DO THIS>
What lines of the data include the string "hager"? Copy them all.

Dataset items
==============================

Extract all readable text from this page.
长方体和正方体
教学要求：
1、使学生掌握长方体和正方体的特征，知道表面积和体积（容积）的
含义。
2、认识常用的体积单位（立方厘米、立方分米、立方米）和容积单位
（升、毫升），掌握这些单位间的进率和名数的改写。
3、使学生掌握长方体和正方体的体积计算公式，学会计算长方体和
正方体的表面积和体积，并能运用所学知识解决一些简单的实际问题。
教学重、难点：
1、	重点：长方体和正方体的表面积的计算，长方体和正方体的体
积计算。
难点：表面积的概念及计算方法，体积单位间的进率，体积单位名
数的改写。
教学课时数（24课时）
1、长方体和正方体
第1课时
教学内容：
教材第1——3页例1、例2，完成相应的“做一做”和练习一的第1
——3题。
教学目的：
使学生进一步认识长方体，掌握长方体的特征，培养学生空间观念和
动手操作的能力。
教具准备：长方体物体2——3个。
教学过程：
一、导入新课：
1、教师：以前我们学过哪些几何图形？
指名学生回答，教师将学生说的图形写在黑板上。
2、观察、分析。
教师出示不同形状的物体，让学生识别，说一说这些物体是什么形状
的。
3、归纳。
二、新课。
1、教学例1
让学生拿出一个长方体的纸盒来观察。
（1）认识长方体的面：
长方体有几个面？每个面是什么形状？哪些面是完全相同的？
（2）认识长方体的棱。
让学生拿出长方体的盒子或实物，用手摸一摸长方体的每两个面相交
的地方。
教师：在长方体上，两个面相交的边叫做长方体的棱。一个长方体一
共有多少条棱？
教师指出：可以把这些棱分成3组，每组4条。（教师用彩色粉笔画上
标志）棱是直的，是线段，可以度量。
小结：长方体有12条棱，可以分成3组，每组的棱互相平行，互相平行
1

==============================

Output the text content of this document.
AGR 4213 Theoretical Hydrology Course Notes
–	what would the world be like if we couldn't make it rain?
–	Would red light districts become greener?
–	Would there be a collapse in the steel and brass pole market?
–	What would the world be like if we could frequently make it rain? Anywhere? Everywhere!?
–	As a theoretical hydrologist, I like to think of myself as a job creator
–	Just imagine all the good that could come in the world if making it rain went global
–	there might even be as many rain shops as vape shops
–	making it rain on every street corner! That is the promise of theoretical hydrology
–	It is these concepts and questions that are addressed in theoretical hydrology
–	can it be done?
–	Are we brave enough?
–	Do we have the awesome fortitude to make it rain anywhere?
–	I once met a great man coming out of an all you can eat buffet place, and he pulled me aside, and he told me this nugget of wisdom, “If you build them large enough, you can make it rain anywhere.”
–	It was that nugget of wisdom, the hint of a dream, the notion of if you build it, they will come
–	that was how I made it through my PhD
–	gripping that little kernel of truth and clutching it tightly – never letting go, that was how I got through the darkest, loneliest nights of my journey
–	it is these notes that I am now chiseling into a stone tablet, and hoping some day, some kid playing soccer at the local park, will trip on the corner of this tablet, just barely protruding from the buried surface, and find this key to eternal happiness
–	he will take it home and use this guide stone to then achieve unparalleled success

==============================

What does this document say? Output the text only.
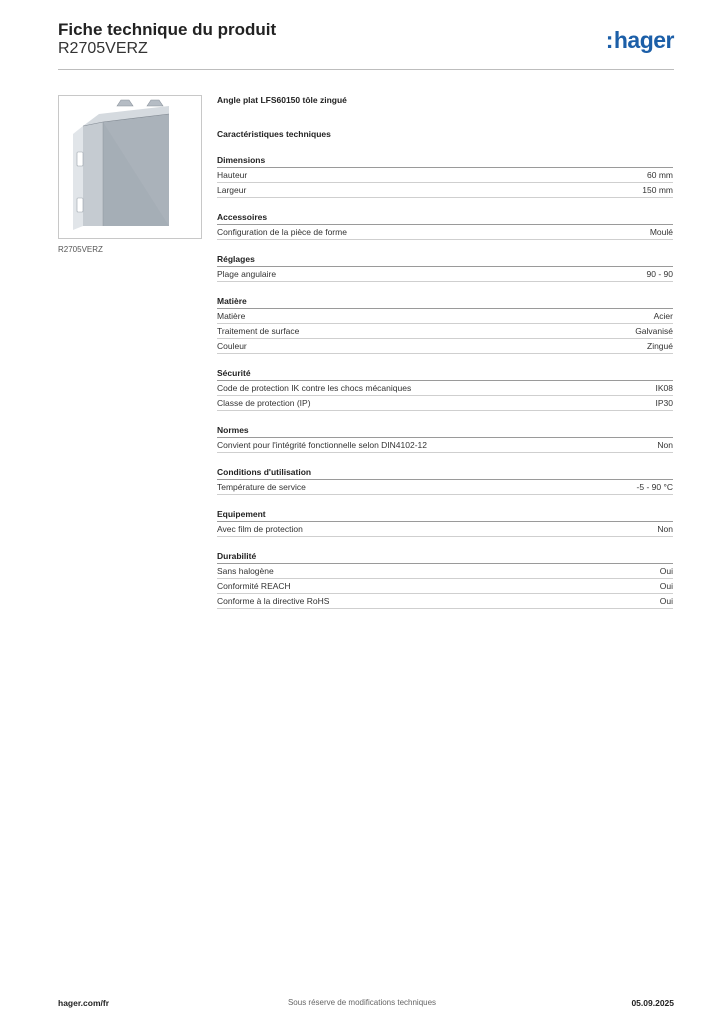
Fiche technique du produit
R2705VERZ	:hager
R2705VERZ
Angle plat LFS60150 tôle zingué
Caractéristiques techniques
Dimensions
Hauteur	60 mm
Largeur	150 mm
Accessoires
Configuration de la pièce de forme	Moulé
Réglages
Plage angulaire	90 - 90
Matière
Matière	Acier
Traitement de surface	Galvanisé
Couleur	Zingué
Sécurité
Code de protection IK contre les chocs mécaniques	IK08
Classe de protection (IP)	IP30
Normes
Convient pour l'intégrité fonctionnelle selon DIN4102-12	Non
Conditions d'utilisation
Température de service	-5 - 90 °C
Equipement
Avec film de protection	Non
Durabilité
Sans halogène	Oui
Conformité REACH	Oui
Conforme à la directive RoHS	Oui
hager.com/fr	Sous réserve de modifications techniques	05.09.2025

==============================

RIGHT ANSWER>
R2705VERZ	:hager
hager.com/fr	Sous réserve de modifications techniques	05.09.2025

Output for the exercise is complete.